> _Set task_:
Show all lines from the data that include the word "محصولات".

(Records about charts and figures)
=======

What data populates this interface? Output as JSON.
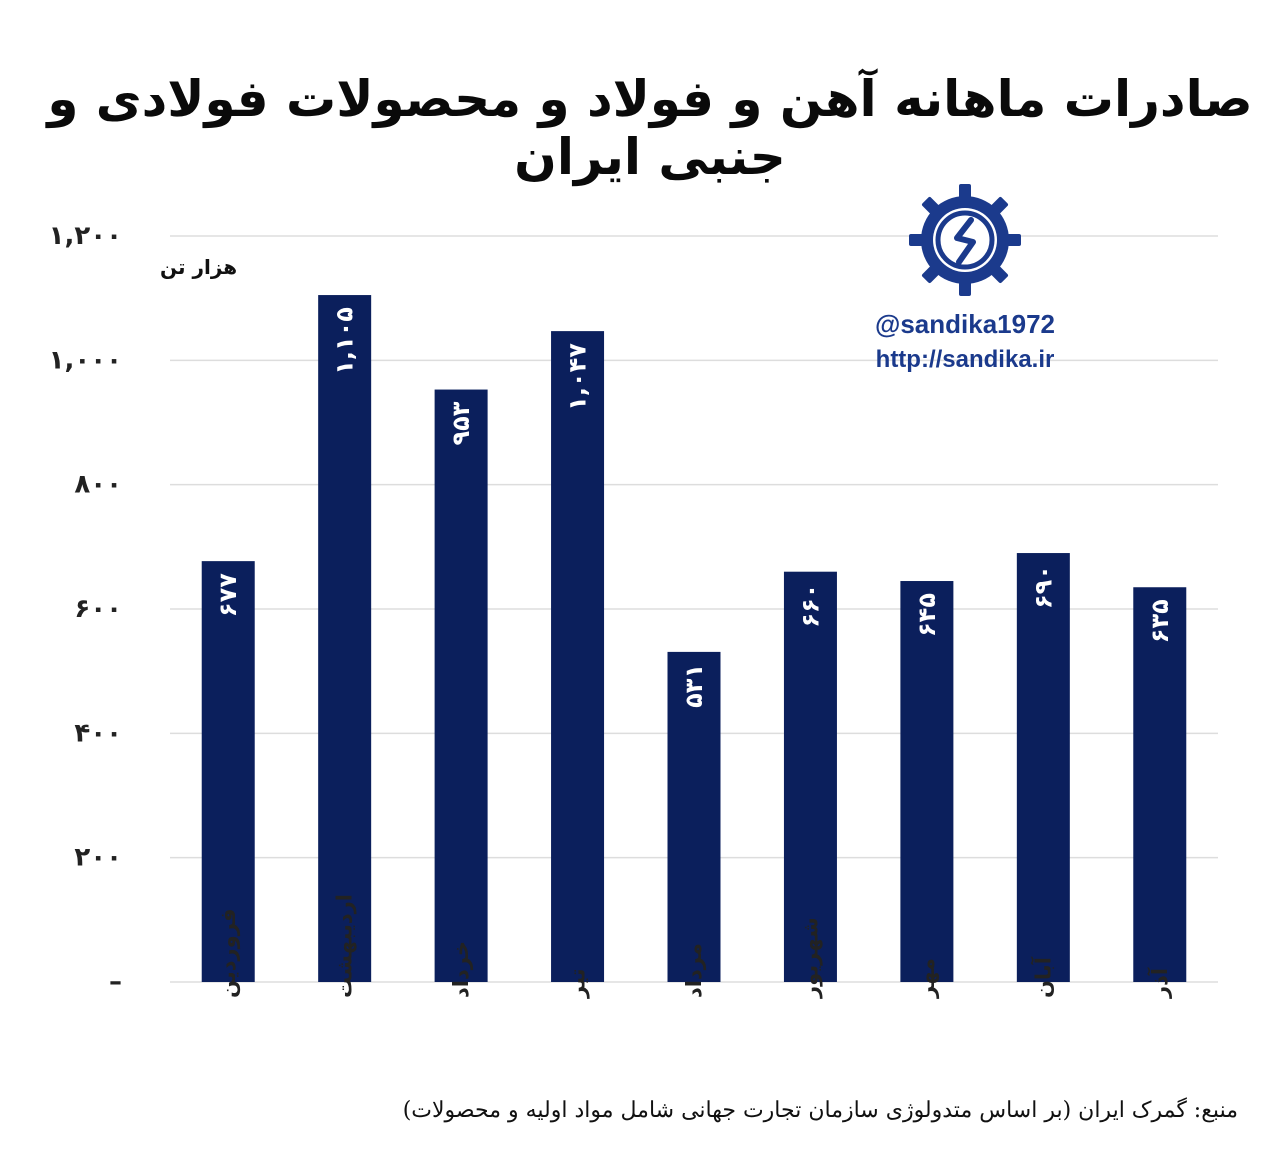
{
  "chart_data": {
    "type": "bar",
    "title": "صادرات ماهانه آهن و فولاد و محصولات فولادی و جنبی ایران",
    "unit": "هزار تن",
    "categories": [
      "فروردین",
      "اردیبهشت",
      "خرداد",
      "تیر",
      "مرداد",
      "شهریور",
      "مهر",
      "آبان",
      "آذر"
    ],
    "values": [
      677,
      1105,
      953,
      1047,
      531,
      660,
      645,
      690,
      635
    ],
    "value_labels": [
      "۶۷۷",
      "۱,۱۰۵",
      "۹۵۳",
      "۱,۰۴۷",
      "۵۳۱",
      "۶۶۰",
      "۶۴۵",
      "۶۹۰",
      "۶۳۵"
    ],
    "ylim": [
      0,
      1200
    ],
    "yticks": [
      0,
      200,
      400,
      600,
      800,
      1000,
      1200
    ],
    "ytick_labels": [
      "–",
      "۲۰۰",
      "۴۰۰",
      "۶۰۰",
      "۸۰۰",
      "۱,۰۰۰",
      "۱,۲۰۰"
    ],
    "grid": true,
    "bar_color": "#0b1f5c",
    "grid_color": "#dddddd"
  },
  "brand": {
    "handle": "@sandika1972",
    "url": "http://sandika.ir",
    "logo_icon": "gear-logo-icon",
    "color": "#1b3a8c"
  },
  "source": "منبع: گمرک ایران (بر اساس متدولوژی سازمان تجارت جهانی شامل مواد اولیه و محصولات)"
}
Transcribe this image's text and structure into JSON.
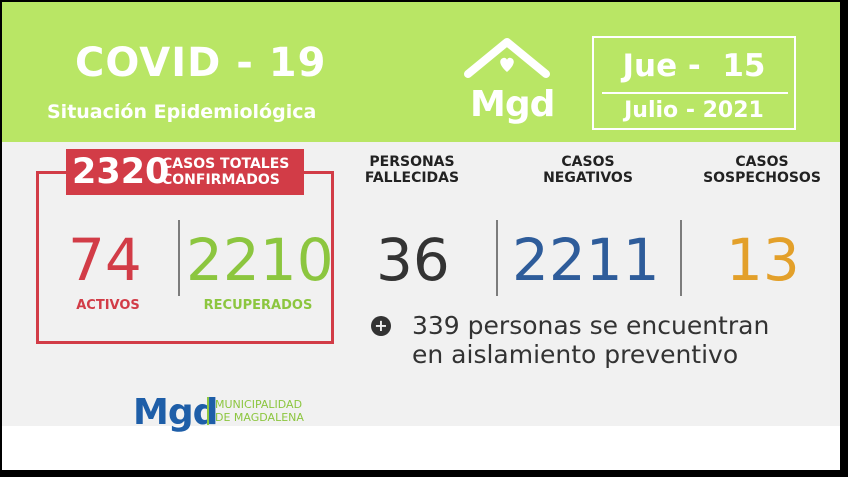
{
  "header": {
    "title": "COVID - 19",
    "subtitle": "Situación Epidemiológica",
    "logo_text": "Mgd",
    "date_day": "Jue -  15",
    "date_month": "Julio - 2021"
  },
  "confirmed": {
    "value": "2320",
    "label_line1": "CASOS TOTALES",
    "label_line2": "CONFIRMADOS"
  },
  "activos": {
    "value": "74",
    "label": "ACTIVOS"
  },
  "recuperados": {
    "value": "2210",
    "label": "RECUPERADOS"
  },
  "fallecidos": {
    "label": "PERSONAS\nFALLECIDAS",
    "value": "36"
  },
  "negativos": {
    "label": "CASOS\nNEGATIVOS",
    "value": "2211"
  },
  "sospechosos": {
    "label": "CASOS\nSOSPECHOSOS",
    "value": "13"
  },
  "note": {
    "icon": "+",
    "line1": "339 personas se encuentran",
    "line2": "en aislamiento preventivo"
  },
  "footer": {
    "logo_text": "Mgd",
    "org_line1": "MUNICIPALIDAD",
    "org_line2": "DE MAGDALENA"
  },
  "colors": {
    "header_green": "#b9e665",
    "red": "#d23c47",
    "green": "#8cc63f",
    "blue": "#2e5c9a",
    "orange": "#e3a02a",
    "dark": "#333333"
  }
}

=======

> _Solution to this exercise_:
    "title": "صادرات ماهانه آهن و فولاد و محصولات فولادی و جنبی ایران",
  "source": "منبع: گمرک ایران (بر اساس متدولوژی سازمان تجارت جهانی شامل مواد اولیه و محصولات)"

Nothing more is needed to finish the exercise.